WHAT THE EXERCISE ASKS: Count each line in which the word "Shift" appears. Reply with the total and nothing more.
===== INPUT
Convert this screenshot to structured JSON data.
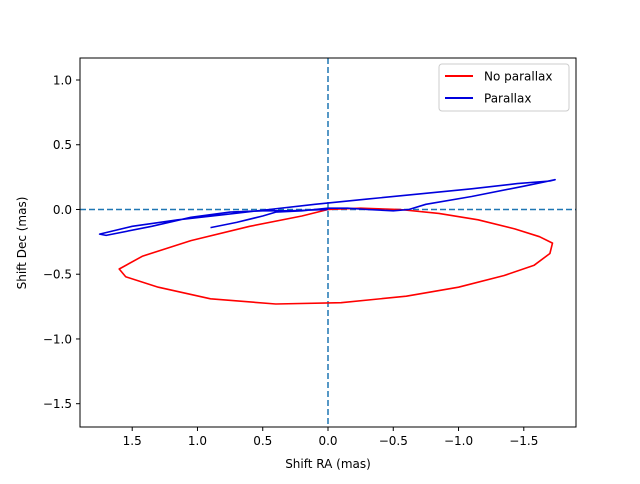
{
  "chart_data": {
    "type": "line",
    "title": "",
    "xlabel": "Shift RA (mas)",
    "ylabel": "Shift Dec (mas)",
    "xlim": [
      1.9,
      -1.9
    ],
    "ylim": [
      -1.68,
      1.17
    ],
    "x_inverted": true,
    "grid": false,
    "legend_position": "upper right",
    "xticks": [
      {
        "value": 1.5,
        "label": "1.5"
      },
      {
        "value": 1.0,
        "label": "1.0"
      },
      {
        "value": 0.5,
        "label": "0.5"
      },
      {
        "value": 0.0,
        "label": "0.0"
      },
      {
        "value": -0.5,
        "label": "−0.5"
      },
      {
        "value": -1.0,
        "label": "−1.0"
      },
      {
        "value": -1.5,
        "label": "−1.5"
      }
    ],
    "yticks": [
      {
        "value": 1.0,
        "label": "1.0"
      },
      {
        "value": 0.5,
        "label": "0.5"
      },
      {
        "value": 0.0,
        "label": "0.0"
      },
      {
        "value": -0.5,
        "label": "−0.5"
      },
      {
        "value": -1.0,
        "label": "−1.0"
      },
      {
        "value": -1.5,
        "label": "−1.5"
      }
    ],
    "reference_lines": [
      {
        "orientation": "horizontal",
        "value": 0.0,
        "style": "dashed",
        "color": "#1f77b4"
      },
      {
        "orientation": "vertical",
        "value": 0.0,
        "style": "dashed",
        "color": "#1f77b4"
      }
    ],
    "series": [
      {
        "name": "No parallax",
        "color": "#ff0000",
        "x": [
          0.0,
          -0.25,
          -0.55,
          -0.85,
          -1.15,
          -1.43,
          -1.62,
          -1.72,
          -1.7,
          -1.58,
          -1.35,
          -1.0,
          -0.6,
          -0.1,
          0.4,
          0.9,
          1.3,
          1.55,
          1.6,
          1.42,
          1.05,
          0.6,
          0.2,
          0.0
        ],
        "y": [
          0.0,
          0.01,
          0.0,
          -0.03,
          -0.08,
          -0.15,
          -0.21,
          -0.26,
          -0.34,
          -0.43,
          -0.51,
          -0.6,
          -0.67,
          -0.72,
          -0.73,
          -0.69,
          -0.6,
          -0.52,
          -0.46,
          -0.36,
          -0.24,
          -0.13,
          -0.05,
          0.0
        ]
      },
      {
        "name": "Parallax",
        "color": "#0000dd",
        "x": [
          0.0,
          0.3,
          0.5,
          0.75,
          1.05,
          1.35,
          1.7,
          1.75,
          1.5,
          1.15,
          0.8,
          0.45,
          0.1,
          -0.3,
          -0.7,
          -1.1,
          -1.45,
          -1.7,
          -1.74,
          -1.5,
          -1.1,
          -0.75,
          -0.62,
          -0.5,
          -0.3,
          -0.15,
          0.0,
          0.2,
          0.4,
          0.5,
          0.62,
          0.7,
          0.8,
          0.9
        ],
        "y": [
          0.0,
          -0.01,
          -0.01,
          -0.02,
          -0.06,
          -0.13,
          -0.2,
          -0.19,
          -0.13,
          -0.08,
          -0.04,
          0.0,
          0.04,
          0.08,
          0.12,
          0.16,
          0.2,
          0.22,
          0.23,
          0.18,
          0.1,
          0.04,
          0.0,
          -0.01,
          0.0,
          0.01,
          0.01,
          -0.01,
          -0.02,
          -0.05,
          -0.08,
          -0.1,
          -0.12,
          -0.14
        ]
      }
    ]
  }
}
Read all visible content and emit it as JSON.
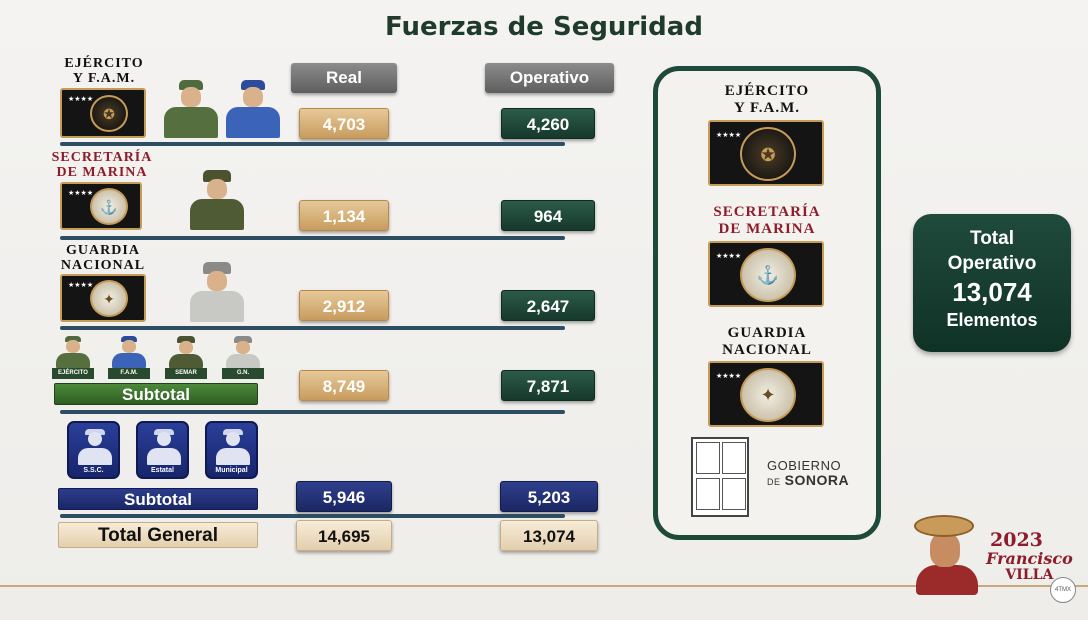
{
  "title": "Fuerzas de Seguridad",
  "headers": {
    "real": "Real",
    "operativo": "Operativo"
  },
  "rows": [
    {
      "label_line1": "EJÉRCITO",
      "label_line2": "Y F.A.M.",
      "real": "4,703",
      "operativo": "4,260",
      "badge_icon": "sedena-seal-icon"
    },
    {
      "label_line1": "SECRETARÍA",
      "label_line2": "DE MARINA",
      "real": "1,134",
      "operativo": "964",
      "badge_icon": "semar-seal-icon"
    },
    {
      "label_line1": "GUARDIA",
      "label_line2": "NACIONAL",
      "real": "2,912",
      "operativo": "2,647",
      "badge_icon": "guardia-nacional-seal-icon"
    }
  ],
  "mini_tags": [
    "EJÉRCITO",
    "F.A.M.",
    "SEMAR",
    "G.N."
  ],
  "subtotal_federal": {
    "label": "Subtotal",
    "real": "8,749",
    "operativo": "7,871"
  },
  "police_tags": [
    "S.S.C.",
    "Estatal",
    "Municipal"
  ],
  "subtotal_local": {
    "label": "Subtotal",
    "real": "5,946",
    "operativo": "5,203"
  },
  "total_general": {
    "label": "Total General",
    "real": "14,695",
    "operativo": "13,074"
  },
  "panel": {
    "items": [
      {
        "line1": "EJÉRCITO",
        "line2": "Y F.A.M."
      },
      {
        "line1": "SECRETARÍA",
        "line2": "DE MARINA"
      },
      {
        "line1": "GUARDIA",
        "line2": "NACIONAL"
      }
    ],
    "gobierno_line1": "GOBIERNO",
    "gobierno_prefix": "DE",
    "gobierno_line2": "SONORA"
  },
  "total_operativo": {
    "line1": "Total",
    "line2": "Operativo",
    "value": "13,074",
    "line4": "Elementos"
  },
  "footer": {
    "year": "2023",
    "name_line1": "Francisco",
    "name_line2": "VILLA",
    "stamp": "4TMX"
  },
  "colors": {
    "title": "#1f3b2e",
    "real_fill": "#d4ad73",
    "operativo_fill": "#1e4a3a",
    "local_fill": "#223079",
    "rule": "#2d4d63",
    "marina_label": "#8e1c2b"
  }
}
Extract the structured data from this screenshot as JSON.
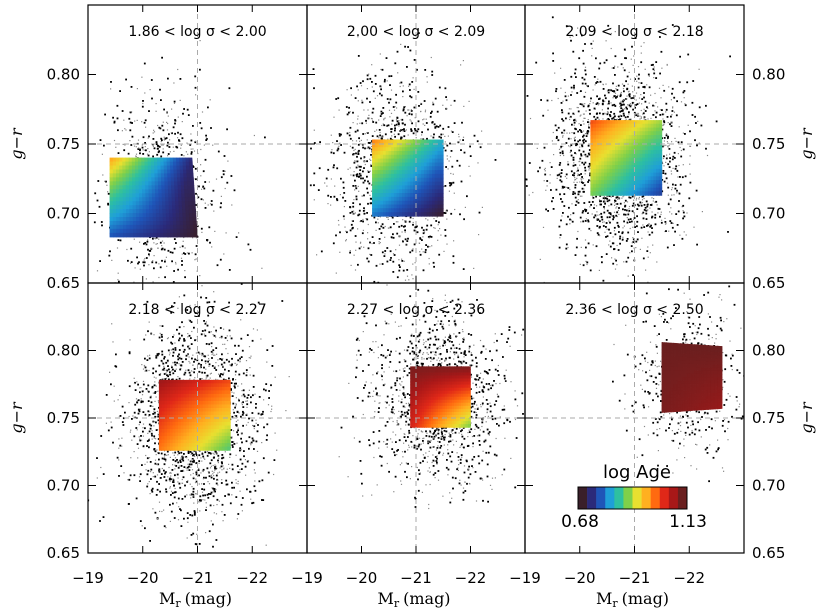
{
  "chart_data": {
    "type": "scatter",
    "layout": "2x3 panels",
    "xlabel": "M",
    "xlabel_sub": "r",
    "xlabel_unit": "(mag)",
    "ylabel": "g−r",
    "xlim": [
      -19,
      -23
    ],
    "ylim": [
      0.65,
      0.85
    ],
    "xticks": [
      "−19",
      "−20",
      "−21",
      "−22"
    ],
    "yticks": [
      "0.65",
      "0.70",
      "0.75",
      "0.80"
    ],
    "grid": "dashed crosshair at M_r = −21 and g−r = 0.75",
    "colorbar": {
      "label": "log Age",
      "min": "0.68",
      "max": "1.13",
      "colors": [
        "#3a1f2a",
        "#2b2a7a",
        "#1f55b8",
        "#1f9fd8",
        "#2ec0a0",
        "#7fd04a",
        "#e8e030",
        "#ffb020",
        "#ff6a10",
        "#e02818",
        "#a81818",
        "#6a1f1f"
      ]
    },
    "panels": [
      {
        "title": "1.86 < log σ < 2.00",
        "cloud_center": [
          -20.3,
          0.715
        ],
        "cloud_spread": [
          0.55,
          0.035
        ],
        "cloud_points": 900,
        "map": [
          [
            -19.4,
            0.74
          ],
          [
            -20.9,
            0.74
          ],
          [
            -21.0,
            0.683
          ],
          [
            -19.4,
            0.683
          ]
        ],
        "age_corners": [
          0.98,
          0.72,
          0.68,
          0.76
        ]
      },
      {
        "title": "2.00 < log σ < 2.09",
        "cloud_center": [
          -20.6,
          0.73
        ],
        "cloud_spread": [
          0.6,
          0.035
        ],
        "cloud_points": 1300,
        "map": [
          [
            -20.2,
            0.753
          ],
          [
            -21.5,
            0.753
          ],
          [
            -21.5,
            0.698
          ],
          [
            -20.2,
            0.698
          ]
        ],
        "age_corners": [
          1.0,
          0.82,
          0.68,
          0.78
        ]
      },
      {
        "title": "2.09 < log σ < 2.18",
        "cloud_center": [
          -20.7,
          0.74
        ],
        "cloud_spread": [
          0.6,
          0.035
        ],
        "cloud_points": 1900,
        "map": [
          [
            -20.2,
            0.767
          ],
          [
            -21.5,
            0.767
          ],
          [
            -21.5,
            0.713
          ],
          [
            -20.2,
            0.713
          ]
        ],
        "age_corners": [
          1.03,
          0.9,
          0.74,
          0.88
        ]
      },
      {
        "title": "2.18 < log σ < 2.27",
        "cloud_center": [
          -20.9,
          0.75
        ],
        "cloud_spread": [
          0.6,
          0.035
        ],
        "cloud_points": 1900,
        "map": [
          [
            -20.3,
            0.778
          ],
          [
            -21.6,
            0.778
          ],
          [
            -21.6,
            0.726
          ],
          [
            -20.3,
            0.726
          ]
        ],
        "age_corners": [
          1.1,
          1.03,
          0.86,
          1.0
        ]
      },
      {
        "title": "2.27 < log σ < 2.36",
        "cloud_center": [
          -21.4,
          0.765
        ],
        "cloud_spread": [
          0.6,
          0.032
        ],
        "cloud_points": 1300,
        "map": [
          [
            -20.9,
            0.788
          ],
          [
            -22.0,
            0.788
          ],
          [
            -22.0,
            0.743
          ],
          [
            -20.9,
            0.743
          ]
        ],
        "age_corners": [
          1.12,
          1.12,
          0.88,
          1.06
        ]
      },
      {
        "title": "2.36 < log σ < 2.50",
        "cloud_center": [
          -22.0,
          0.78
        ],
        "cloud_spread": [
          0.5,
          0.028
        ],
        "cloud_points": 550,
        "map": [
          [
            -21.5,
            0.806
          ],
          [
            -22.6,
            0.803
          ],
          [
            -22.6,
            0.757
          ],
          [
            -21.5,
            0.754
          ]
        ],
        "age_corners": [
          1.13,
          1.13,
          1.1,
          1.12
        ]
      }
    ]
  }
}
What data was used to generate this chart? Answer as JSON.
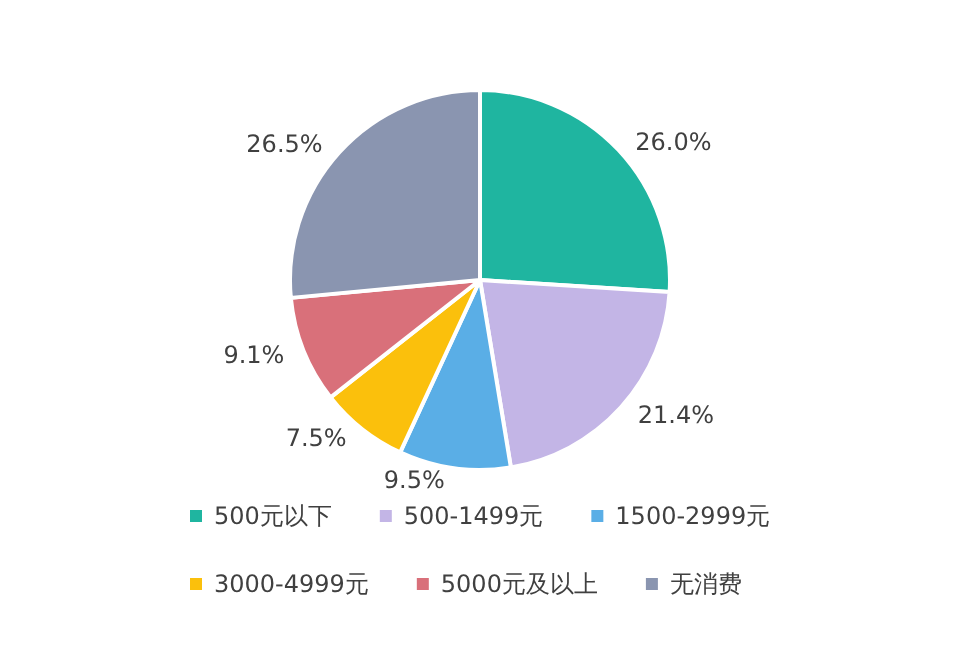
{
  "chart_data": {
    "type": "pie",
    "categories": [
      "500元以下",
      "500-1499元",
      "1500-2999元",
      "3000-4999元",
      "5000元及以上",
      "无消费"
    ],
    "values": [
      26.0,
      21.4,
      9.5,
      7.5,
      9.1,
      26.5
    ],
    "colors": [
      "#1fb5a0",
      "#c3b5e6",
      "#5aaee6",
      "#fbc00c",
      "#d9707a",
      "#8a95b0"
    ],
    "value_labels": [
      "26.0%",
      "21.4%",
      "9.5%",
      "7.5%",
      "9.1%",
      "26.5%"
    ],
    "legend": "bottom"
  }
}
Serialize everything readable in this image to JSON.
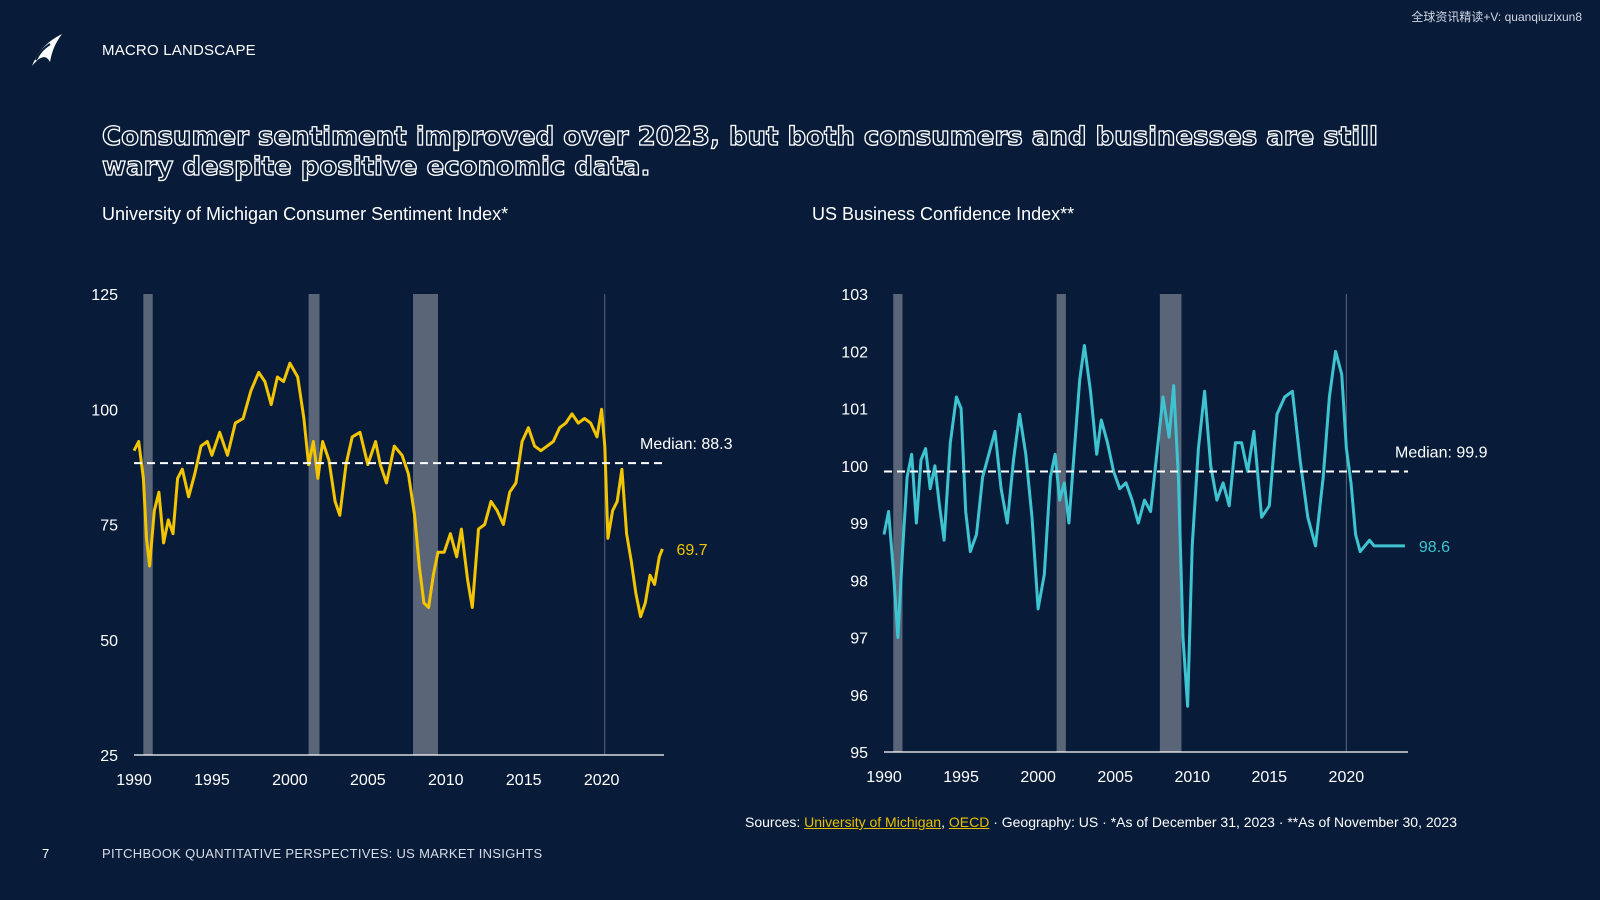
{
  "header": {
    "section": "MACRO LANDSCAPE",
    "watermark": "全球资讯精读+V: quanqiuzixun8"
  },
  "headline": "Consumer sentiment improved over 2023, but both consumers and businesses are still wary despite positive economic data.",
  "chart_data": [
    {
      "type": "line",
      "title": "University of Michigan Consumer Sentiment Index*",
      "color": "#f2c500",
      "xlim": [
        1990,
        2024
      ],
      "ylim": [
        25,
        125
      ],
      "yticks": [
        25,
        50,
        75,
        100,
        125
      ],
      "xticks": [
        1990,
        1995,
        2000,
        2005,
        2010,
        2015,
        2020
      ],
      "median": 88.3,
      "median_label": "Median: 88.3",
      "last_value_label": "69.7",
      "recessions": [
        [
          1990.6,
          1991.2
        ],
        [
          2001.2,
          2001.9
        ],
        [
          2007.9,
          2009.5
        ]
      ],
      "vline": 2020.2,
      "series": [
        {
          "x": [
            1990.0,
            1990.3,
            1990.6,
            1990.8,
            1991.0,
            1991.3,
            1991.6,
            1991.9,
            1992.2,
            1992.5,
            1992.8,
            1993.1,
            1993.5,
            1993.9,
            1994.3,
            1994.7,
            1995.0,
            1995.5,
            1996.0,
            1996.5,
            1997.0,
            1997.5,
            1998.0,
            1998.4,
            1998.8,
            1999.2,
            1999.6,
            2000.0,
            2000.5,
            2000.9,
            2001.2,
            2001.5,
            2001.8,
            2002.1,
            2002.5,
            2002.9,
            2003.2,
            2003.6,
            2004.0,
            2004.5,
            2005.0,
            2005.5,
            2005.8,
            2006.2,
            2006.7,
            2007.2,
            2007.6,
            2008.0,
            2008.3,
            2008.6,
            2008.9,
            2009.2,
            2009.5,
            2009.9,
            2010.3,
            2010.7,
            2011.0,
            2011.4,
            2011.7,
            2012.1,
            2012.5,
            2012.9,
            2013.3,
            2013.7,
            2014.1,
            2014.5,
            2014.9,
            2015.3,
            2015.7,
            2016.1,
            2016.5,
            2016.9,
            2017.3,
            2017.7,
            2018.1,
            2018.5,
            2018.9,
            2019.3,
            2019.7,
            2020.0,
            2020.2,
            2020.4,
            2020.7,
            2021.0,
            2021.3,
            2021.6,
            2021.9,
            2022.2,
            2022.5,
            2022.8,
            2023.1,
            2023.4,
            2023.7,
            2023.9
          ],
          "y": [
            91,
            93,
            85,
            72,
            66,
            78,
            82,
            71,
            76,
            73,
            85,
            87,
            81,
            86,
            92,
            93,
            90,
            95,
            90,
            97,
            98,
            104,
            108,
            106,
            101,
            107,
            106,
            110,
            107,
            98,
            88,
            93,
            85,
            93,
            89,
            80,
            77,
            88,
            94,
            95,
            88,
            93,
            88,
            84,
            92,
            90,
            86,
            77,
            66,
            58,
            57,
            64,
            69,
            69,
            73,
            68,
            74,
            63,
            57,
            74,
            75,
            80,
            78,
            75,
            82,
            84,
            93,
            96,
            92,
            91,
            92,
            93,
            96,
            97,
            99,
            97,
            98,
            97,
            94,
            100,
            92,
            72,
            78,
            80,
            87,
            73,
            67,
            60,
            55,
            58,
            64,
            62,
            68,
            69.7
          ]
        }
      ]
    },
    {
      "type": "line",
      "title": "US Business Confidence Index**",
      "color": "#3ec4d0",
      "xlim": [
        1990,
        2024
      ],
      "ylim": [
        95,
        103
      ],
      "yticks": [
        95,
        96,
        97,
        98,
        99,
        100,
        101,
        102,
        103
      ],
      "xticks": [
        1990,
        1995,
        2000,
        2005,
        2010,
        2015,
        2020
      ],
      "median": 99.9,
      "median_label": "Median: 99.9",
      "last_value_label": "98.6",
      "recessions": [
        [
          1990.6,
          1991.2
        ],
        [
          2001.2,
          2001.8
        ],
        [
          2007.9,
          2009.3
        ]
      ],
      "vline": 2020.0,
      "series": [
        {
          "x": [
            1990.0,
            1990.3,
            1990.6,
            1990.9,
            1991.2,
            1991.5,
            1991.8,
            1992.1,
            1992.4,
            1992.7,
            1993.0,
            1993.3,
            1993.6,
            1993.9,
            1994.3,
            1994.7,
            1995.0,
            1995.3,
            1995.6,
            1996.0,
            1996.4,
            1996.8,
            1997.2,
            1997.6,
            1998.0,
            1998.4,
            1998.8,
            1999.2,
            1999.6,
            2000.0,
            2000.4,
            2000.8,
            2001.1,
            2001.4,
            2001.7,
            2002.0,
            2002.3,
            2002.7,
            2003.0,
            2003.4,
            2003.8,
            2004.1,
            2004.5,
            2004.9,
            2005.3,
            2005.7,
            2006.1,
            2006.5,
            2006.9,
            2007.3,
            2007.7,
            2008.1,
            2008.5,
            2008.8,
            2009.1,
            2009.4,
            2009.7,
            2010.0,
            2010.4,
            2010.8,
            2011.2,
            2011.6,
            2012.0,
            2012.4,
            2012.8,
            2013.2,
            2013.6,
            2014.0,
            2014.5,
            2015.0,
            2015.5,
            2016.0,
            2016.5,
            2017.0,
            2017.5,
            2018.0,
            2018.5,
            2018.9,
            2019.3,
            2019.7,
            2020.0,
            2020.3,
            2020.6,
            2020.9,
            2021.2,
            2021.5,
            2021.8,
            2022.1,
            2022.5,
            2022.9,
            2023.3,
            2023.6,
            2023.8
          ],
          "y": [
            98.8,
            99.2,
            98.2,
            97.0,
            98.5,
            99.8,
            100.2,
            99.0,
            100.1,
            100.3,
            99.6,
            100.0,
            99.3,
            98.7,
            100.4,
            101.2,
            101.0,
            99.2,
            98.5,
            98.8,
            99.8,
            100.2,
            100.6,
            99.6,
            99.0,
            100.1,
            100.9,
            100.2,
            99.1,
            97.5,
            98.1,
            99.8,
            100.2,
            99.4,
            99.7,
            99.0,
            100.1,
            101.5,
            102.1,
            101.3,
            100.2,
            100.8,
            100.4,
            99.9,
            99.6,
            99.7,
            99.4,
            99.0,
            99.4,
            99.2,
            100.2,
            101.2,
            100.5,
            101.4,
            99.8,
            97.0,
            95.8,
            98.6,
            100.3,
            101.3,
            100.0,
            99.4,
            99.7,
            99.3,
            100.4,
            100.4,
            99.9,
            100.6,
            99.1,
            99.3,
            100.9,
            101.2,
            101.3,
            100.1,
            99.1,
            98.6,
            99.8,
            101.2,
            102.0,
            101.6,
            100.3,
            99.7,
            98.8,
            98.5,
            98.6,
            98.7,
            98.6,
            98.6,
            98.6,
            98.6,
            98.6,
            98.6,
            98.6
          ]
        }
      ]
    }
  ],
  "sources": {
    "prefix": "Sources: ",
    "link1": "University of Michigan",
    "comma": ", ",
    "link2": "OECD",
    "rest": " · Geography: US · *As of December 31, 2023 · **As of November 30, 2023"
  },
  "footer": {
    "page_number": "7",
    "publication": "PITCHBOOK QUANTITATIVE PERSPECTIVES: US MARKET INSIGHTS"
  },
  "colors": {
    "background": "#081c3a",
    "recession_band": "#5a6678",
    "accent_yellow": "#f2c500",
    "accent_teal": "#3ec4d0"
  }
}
==========
RESPONSE BELOW: 2